** Start of Exercise input **
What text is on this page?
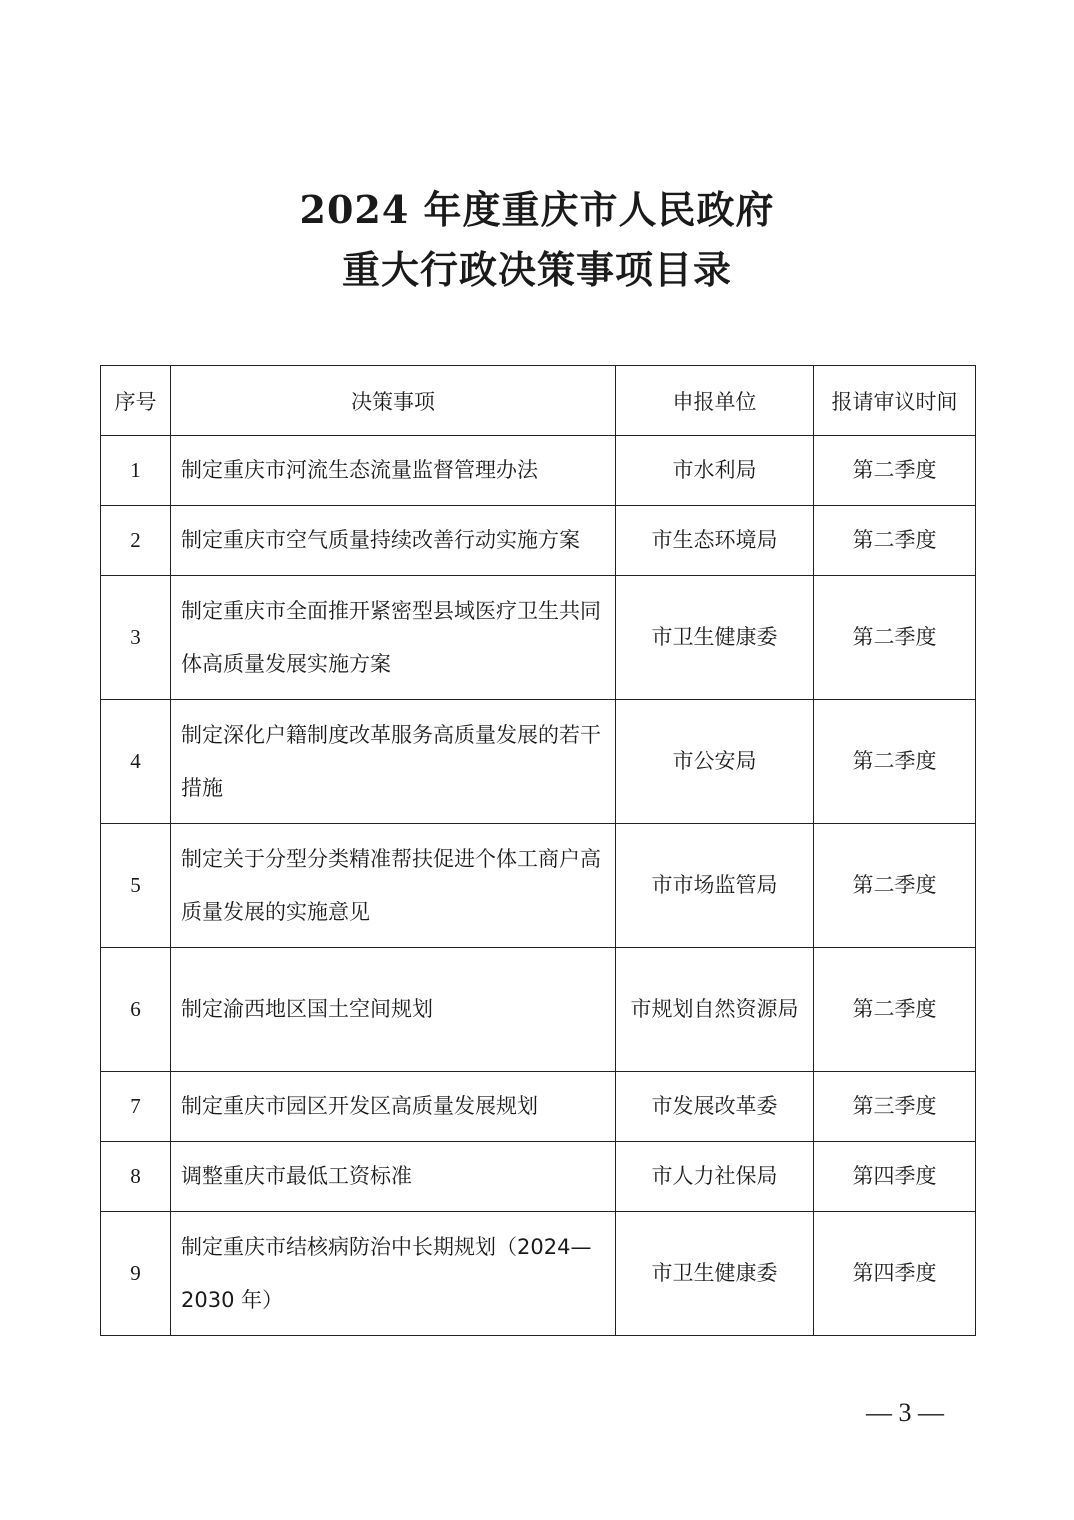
2024 年度重庆市人民政府
重大行政决策事项目录
序号	决策事项	申报单位	报请审议时间
1	制定重庆市河流生态流量监督管理办法	市水利局	第二季度
2	制定重庆市空气质量持续改善行动实施方案	市生态环境局	第二季度
3	制定重庆市全面推开紧密型县域医疗卫生共同体高质量发展实施方案	市卫生健康委	第二季度
4	制定深化户籍制度改革服务高质量发展的若干措施	市公安局	第二季度
5	制定关于分型分类精准帮扶促进个体工商户高质量发展的实施意见	市市场监管局	第二季度
6	制定渝西地区国土空间规划	市规划自然资源局	第二季度
7	制定重庆市园区开发区高质量发展规划	市发展改革委	第三季度
8	调整重庆市最低工资标准	市人力社保局	第四季度
9	制定重庆市结核病防治中长期规划（2024—2030 年）	市卫生健康委	第四季度
— 3 —
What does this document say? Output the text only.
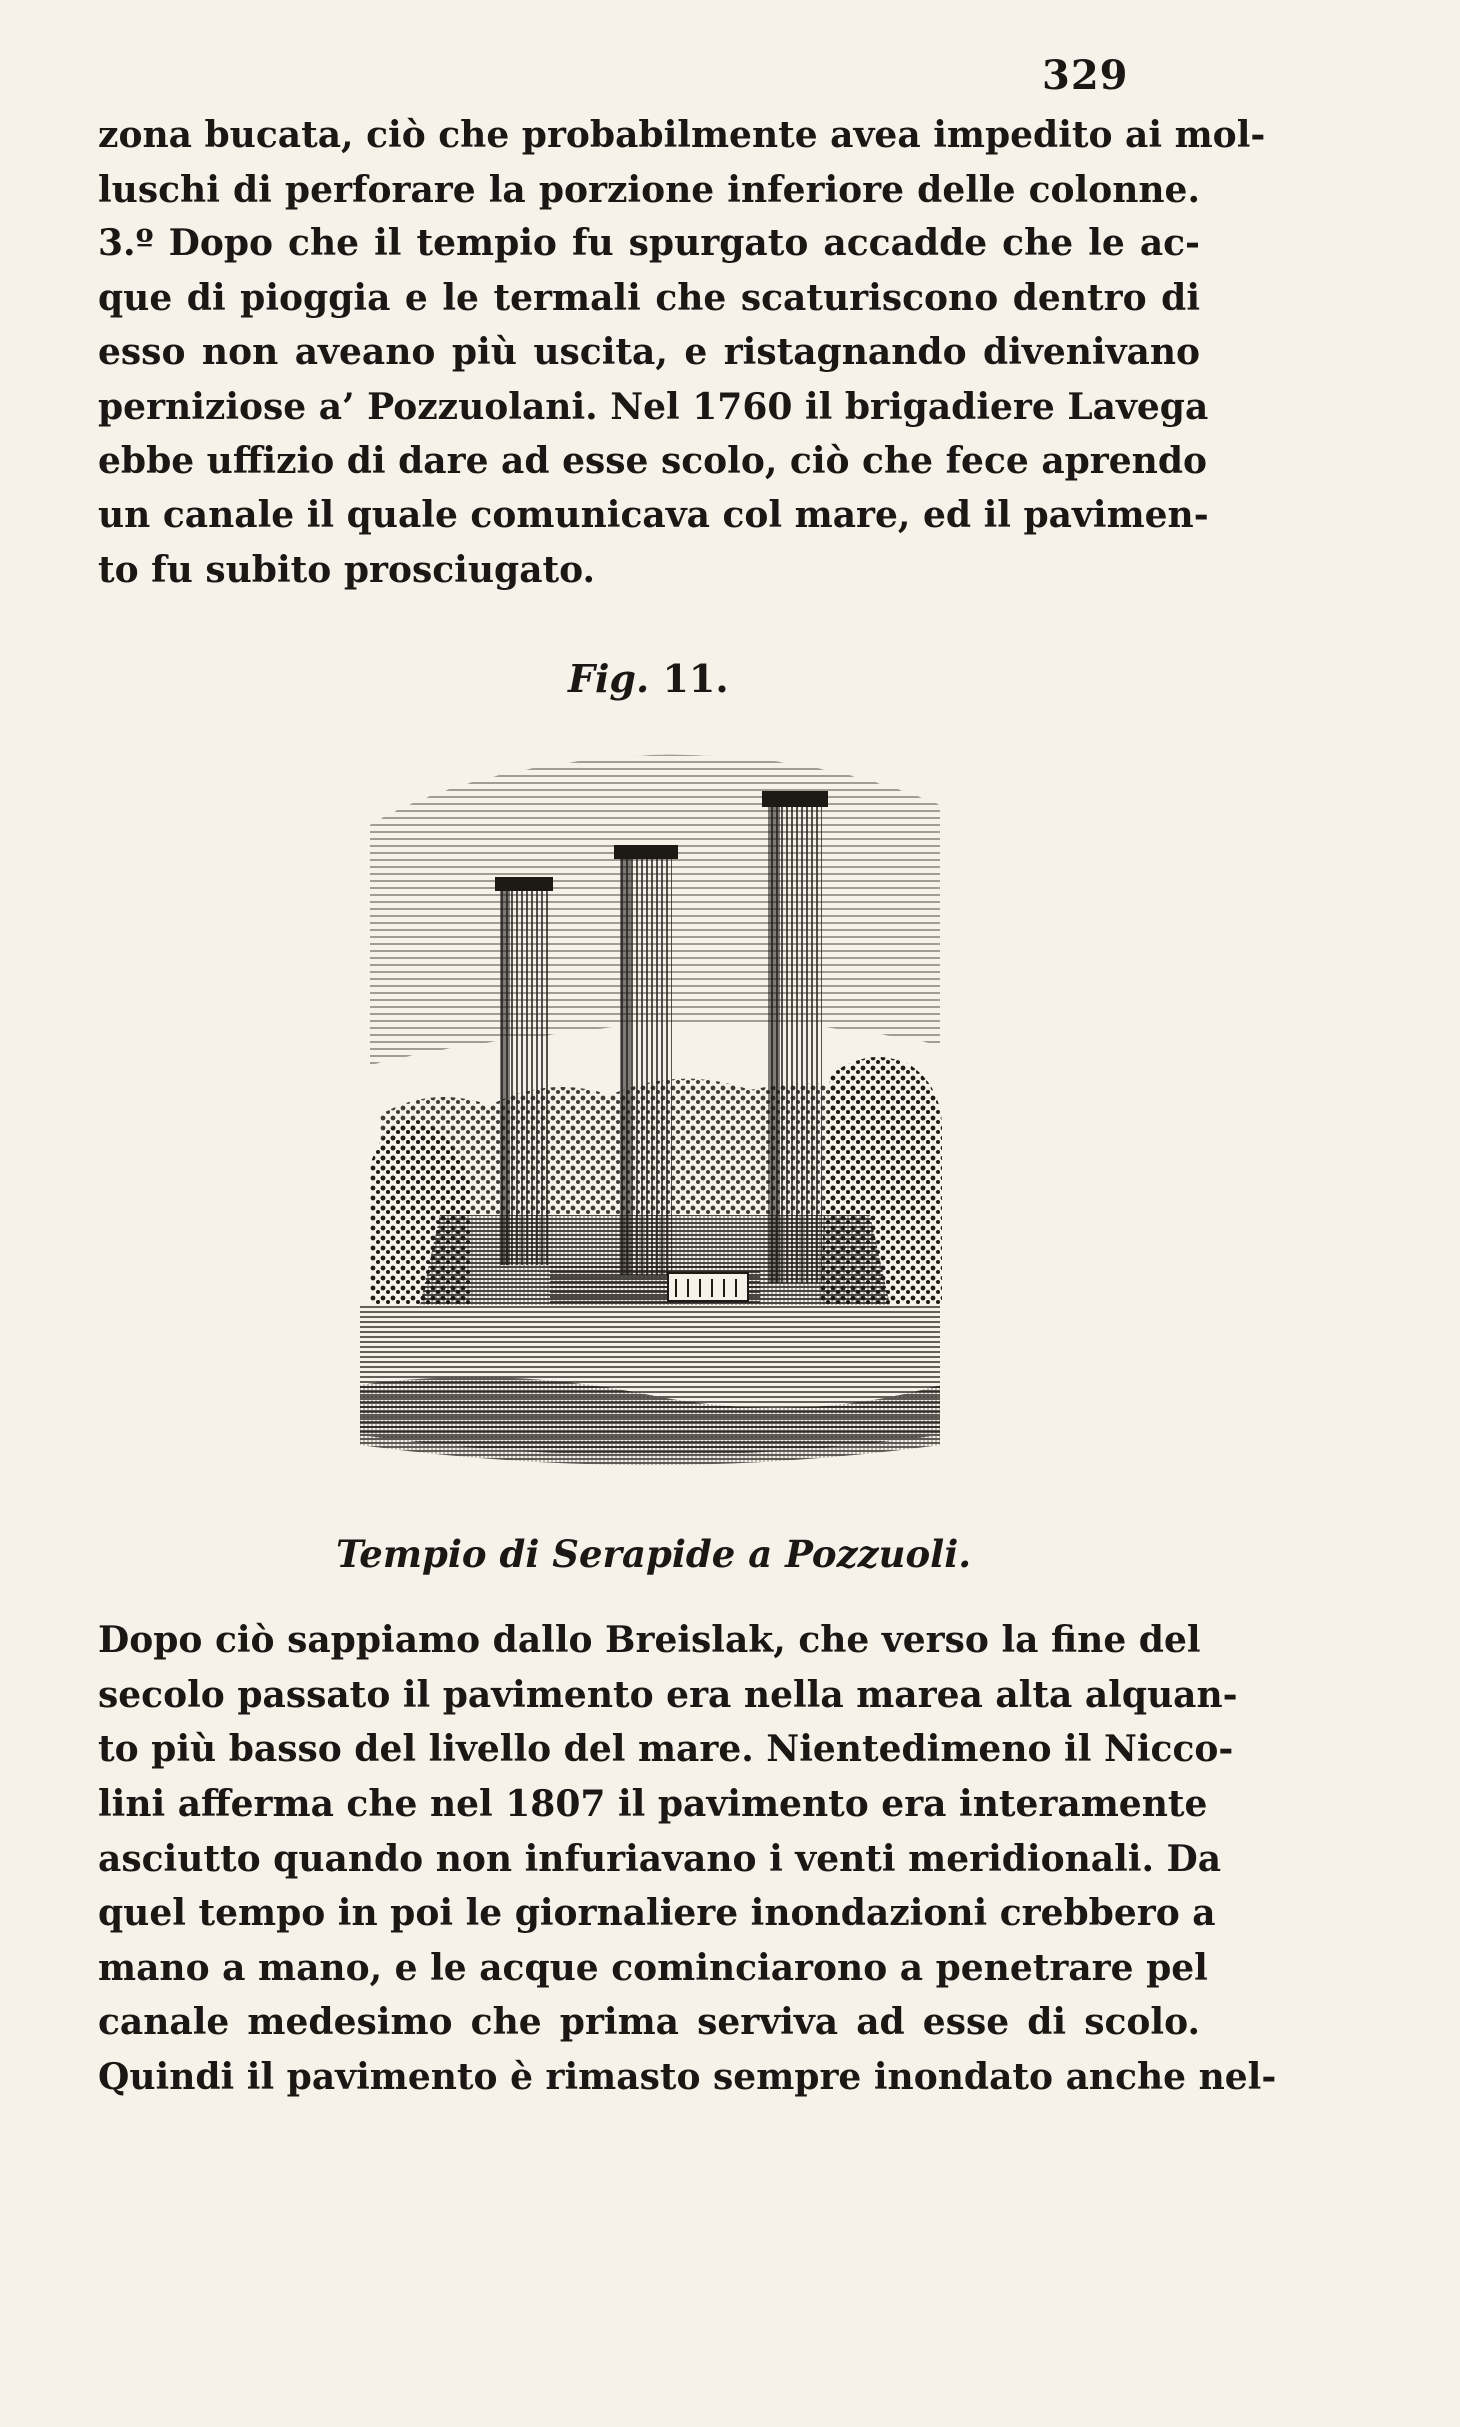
329
zona bucata, ciò che probabilmente avea impedito ai mol-
luschi di perforare la porzione inferiore delle colonne.
3.º Dopo che il tempio fu spurgato accadde che le ac-
que di pioggia e le termali che scaturiscono dentro di
esso non aveano più uscita, e ristagnando divenivano
perniziose a’ Pozzuolani. Nel 1760 il brigadiere Lavega
ebbe uffizio di dare ad esse scolo, ciò che fece aprendo
un canale il quale comunicava col mare, ed il pavimen-
to fu subito prosciugato.
Fig. 11.
Tempio di Serapide a Pozzuoli.
Dopo ciò sappiamo dallo Breislak, che verso la fine del
secolo passato il pavimento era nella marea alta alquan-
to più basso del livello del mare. Nientedimeno il Nicco-
lini afferma che nel 1807 il pavimento era interamente
asciutto quando non infuriavano i venti meridionali. Da
quel tempo in poi le giornaliere inondazioni crebbero a
mano a mano, e le acque cominciarono a penetrare pel
canale medesimo che prima serviva ad esse di scolo.
Quindi il pavimento è rimasto sempre inondato anche nel-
** End of Exercise input **
→ **Task requirements**:
Pick each line holding the word "canale" out of the listing.

→ **Completed exercise**:
un canale il quale comunicava col mare, ed il pavimen-
canale medesimo che prima serviva ad esse di scolo.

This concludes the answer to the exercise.